(Stored data)
****************

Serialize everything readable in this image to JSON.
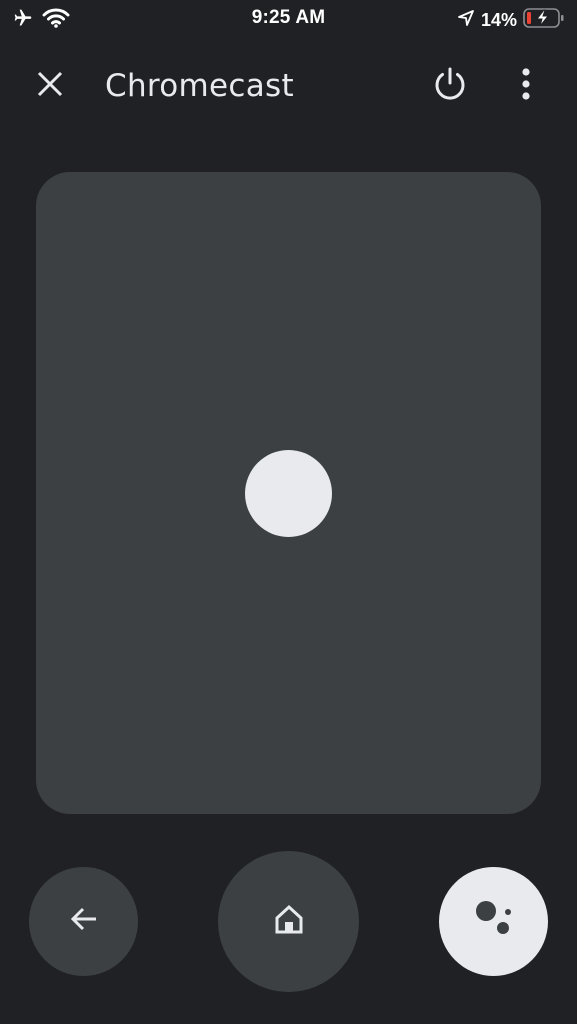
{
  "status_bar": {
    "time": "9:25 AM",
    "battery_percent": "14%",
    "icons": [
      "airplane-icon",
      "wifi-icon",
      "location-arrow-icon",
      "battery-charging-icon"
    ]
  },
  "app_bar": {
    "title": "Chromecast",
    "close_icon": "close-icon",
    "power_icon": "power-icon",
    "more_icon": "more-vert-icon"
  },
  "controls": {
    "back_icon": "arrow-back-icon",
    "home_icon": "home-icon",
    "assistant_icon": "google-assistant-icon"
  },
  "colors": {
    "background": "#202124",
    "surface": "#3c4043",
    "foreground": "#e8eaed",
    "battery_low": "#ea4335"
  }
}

****************

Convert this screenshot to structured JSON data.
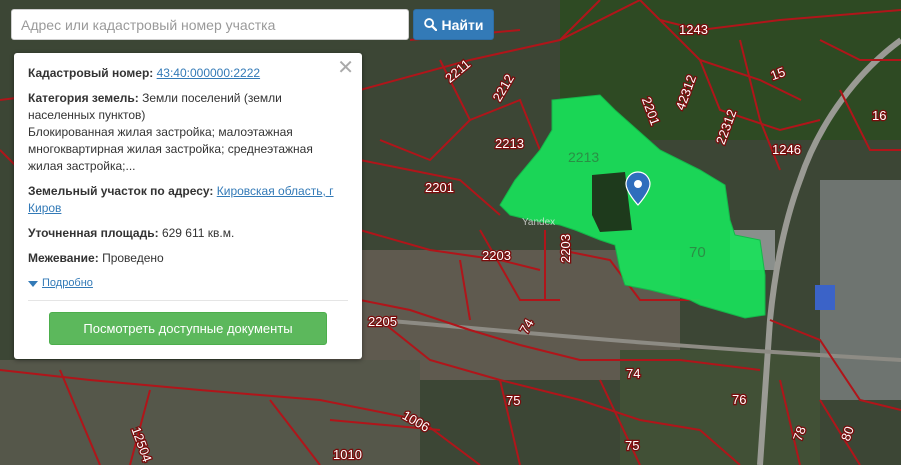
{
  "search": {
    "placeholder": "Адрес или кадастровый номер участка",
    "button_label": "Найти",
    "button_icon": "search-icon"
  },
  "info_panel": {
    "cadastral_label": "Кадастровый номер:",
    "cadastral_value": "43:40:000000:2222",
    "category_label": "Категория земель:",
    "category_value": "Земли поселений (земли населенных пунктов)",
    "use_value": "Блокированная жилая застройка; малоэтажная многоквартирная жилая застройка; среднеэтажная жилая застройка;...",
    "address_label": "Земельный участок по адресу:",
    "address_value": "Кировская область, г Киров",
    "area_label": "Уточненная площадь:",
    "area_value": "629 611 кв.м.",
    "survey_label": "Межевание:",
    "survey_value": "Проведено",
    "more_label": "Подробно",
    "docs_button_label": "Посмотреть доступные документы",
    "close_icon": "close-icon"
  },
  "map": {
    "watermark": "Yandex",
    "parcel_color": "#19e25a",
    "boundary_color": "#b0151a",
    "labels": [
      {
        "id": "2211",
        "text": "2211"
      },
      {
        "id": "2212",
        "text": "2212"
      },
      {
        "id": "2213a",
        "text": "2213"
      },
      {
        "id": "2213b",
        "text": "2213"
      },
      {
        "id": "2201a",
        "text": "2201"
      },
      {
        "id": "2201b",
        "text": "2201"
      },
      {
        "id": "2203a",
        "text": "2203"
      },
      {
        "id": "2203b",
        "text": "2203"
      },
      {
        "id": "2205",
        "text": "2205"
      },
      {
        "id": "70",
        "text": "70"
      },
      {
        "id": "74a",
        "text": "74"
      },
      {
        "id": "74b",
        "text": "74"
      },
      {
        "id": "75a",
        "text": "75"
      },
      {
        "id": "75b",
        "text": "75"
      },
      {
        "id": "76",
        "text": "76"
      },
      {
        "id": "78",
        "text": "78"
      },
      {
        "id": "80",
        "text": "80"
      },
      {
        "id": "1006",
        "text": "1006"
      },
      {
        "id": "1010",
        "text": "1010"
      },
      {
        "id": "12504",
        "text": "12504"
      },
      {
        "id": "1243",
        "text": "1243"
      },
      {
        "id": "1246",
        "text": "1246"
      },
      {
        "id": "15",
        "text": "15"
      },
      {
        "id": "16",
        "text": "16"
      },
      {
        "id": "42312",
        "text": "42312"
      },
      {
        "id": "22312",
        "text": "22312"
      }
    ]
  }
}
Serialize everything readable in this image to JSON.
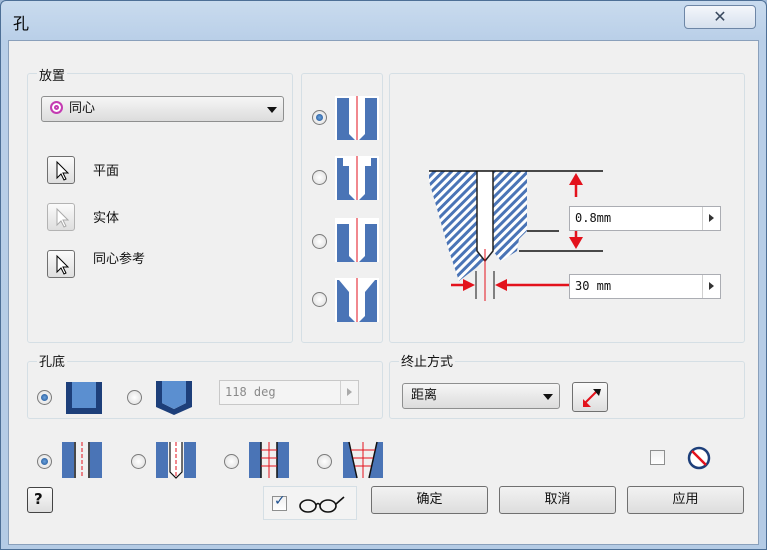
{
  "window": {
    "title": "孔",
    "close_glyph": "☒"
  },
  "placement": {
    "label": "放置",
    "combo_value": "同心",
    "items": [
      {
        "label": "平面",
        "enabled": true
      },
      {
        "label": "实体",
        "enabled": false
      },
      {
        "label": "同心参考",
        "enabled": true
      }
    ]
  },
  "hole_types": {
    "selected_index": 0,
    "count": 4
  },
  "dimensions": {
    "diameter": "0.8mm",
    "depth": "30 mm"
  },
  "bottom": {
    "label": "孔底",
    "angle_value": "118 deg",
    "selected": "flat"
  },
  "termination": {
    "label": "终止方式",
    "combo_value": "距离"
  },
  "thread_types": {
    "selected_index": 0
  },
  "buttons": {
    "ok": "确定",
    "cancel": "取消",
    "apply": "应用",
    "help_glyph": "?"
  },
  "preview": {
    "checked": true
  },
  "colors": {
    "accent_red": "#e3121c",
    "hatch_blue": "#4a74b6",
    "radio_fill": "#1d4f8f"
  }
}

****************

#### [Problem requirements]
Copy out all lines where the word "номер" appears.

#### [Complete response]
    "placeholder": "Адрес или кадастровый номер участка",
    "cadastral_label": "Кадастровый номер:",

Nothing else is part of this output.